**WHAT THE TASK REQUIRES:** Filter this material down to the lines that hold "maps", copying each one.

**SUPPLIED ENTRIES:**
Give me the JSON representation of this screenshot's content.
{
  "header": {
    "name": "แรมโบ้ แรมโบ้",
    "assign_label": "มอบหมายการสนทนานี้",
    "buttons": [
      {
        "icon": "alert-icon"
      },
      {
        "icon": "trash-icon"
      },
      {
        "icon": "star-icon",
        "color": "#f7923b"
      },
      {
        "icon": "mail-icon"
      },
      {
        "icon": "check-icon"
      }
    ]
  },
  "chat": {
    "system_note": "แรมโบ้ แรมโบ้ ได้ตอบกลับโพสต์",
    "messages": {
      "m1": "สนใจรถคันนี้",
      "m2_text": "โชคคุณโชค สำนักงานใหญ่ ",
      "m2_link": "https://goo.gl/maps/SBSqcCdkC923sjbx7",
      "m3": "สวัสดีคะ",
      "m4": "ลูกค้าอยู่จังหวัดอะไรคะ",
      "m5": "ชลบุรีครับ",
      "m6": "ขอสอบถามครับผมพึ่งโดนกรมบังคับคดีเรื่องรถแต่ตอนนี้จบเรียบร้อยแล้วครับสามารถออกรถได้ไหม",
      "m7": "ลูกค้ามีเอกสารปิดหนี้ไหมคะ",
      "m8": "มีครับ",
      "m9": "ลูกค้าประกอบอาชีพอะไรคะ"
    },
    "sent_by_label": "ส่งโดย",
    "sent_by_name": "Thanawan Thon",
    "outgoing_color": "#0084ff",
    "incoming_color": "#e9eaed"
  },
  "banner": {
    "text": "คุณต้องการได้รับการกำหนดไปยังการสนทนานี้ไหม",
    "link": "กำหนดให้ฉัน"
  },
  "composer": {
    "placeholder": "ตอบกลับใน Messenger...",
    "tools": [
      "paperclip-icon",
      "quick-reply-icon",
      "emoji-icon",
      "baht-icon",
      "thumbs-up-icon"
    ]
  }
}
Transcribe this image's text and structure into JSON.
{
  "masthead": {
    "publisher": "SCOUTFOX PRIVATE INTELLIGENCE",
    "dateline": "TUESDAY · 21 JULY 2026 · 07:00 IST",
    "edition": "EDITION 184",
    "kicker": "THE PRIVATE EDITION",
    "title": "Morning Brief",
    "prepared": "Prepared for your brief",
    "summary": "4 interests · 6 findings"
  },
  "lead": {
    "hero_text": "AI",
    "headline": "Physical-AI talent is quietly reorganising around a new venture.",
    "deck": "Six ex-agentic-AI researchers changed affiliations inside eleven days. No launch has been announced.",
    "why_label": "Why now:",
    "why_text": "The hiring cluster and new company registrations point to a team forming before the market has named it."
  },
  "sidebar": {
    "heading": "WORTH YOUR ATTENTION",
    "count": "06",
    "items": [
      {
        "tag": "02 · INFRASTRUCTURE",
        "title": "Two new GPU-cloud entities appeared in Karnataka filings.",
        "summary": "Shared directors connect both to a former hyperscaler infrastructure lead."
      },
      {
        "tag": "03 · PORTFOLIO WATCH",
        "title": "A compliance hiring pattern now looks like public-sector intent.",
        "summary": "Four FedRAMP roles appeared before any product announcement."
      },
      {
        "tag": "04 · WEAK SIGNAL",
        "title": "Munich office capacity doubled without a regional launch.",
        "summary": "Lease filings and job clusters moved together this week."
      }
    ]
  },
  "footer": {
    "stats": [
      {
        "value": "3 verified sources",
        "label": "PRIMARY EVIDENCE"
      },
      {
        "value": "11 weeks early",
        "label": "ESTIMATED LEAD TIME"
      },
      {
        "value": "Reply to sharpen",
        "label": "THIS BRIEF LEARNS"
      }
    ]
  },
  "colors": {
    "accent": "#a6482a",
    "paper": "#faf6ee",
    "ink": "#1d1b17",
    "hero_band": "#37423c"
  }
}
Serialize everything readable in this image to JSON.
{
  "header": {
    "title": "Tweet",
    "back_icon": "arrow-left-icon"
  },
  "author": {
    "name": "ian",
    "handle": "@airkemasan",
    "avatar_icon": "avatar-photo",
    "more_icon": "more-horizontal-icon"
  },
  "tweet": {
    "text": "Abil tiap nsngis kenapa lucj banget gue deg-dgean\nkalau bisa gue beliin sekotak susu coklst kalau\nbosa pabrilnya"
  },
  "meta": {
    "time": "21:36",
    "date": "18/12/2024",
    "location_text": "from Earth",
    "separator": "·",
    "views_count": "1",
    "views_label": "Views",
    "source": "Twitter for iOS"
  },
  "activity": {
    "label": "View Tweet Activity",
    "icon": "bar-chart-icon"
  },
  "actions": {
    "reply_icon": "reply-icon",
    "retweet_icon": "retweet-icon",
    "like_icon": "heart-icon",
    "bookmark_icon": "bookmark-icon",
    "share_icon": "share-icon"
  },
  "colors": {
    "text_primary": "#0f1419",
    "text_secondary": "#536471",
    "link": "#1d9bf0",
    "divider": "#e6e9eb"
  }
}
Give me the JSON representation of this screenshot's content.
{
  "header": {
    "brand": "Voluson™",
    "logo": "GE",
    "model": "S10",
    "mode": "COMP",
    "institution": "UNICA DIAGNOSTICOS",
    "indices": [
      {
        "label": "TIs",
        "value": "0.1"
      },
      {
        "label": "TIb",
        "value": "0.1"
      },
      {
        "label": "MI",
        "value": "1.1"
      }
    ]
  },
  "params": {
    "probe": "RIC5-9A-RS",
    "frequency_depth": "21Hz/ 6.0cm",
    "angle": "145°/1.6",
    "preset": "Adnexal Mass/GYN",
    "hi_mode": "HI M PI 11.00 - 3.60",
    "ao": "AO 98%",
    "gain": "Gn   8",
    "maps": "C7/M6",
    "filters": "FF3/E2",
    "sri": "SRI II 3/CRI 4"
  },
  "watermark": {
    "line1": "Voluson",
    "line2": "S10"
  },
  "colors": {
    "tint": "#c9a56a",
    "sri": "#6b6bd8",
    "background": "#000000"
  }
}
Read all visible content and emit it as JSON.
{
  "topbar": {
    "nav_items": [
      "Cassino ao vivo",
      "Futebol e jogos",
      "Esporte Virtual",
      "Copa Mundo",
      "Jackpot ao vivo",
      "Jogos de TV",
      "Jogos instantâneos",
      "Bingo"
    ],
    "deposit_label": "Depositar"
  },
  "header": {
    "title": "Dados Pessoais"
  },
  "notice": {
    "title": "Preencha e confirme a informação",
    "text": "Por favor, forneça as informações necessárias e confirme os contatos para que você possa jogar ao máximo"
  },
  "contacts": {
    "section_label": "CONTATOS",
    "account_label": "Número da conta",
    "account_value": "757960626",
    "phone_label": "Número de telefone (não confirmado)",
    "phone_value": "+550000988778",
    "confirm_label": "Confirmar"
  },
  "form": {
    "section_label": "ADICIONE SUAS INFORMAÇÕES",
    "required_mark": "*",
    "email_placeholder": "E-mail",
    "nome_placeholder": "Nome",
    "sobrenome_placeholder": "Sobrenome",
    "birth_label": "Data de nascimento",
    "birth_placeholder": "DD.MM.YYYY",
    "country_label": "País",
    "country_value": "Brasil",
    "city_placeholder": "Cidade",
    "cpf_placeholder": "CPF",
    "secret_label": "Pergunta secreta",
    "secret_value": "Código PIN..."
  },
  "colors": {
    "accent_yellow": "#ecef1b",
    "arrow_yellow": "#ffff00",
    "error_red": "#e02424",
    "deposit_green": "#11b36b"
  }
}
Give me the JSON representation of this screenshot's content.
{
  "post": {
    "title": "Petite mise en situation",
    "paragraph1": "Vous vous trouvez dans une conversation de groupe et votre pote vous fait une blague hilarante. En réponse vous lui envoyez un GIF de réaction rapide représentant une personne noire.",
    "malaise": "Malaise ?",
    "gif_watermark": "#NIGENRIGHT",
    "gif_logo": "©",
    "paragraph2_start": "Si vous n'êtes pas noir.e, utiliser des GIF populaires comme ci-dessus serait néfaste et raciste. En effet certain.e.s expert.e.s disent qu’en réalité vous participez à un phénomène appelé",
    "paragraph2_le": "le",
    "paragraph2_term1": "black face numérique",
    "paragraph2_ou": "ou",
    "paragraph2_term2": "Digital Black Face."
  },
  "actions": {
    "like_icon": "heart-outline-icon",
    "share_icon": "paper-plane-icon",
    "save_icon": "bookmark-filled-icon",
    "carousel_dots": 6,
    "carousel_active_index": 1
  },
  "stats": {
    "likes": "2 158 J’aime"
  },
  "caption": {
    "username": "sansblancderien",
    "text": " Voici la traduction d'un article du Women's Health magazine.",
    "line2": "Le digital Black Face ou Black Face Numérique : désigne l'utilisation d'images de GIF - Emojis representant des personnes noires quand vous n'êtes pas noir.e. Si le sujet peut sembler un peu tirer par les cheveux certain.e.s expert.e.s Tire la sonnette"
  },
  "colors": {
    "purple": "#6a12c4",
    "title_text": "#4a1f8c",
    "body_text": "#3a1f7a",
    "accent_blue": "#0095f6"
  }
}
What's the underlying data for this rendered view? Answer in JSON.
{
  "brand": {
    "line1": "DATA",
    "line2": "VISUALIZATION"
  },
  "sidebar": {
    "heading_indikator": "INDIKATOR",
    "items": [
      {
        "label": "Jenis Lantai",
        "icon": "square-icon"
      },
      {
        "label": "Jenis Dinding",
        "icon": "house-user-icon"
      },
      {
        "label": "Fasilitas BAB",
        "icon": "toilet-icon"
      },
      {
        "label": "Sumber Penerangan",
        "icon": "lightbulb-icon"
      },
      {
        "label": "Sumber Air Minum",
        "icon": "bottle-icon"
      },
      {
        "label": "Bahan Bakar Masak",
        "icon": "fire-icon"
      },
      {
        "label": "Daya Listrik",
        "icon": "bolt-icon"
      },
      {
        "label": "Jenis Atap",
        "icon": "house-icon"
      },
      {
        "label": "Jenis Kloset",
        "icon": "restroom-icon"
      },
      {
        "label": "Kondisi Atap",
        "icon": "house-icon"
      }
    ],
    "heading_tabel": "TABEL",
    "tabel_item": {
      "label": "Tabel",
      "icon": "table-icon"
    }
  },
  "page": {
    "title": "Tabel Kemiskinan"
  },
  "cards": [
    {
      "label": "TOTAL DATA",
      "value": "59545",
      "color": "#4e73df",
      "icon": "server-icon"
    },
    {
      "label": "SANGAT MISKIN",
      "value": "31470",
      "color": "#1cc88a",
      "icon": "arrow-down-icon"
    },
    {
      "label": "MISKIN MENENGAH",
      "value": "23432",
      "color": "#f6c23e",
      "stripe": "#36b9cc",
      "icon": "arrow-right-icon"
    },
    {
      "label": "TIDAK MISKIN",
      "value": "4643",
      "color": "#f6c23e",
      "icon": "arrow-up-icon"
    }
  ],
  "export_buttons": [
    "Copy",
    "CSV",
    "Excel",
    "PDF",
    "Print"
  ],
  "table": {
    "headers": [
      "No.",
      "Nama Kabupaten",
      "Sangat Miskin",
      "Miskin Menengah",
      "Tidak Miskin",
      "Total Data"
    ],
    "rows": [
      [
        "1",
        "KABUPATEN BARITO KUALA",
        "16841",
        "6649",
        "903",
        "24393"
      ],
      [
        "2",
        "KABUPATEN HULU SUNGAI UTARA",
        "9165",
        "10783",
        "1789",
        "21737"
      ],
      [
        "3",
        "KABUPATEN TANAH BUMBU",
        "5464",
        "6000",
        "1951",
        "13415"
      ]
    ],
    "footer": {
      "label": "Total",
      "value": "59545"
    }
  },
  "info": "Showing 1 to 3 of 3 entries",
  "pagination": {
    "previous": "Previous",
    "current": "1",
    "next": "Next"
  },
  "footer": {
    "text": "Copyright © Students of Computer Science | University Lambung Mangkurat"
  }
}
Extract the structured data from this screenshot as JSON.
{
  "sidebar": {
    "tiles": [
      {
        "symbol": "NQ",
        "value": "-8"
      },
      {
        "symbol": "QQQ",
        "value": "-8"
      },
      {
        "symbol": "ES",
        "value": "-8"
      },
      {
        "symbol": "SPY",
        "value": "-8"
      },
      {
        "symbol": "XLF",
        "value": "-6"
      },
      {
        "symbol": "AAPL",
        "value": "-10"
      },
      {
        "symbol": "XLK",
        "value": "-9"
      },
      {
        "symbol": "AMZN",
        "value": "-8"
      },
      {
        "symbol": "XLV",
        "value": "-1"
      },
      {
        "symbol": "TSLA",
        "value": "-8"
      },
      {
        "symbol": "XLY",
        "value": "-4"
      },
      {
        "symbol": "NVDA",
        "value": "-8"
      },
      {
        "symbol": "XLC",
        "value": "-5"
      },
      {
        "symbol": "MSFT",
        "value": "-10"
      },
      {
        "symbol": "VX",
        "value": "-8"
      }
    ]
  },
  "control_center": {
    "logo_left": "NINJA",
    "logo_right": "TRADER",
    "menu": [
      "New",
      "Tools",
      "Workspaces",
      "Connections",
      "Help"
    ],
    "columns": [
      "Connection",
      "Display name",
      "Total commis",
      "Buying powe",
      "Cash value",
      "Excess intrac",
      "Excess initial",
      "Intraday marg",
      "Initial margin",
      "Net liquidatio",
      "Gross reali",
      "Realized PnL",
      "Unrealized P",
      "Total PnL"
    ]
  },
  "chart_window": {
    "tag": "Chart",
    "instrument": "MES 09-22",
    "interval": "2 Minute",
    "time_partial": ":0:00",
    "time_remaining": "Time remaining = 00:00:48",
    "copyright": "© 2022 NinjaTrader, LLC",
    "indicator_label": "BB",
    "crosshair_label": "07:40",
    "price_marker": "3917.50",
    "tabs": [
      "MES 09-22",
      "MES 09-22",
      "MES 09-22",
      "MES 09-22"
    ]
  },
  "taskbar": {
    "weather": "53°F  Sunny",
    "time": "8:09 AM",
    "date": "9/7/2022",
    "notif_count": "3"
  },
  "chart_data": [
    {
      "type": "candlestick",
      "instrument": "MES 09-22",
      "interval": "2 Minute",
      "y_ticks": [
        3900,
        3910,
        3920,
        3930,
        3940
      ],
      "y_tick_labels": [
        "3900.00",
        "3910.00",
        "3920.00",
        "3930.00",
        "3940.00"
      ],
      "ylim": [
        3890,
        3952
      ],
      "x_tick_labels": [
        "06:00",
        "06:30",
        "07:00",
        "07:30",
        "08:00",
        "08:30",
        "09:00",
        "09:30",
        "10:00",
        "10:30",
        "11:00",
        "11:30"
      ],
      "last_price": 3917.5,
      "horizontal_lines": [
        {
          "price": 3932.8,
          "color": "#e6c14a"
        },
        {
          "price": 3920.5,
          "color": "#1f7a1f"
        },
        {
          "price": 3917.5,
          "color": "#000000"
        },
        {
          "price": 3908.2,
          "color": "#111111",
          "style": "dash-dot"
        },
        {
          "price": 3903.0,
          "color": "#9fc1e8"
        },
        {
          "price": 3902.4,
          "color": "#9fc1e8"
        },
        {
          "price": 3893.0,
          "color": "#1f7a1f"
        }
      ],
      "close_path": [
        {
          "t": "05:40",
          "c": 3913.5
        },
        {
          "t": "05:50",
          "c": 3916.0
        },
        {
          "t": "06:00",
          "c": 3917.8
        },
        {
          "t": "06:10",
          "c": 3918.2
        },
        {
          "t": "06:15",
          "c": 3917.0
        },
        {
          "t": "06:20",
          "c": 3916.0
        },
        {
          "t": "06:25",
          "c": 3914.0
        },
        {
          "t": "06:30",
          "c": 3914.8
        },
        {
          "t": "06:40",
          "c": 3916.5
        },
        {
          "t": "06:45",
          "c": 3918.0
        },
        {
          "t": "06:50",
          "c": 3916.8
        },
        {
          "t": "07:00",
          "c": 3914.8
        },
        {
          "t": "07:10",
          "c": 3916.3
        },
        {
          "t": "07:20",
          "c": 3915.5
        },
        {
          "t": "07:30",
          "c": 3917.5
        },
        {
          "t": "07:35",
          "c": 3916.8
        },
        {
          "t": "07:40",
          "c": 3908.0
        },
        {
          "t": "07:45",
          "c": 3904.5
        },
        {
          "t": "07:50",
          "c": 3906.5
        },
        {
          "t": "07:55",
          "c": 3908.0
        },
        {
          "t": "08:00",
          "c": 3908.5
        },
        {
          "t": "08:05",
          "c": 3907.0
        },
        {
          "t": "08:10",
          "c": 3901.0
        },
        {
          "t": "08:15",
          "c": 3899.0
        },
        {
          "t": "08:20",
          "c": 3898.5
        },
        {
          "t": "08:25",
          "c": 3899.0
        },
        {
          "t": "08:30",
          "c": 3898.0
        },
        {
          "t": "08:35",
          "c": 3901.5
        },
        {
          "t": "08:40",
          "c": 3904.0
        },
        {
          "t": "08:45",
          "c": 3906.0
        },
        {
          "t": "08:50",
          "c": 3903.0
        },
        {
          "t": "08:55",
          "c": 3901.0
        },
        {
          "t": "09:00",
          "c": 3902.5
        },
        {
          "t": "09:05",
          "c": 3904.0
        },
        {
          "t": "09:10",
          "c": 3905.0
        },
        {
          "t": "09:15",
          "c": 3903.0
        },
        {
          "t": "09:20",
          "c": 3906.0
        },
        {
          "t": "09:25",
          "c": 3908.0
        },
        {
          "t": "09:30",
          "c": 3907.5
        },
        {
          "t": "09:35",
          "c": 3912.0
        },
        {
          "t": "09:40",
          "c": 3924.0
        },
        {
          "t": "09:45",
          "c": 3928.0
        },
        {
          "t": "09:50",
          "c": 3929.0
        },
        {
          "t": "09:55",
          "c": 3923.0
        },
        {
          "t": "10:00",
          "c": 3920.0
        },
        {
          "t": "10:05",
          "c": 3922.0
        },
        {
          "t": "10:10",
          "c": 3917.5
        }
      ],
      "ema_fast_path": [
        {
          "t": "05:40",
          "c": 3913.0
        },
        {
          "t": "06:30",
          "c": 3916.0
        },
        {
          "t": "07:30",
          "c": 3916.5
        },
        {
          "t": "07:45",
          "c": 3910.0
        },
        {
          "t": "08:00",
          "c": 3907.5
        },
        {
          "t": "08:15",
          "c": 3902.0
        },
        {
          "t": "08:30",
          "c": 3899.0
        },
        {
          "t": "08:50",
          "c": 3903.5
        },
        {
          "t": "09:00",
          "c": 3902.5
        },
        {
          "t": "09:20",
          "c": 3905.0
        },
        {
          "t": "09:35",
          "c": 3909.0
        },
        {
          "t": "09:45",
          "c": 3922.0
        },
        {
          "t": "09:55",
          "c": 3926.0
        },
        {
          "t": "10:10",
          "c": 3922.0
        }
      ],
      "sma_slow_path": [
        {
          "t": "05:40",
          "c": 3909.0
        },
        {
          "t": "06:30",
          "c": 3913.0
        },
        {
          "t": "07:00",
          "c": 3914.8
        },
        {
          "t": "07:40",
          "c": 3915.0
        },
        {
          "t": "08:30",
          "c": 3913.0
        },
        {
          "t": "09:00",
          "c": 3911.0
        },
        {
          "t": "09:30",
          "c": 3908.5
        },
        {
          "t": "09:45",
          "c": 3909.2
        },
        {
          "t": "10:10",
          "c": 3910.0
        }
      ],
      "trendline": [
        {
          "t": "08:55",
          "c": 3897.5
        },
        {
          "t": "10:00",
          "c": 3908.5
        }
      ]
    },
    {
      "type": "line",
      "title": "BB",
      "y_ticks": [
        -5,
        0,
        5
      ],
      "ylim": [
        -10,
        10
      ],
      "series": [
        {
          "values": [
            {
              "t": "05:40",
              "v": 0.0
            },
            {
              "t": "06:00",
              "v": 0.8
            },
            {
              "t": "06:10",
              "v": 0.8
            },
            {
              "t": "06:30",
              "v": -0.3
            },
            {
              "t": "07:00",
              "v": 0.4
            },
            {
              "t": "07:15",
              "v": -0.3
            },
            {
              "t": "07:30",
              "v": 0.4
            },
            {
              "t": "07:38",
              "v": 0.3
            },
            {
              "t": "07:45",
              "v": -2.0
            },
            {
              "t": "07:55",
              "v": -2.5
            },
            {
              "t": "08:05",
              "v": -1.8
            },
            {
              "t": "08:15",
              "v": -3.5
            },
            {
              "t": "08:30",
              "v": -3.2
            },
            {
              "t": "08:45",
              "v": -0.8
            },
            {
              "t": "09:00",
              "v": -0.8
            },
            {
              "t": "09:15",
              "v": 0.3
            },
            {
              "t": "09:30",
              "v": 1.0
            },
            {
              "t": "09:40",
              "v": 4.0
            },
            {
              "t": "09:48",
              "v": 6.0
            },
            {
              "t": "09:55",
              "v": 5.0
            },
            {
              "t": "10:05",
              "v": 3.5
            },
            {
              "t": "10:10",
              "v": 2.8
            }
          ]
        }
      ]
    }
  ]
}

**SOLUTION TO THE PROBLEM:**
      "m2_link": "https://goo.gl/maps/SBSqcCdkC923sjbx7",
    "maps": "C7/M6",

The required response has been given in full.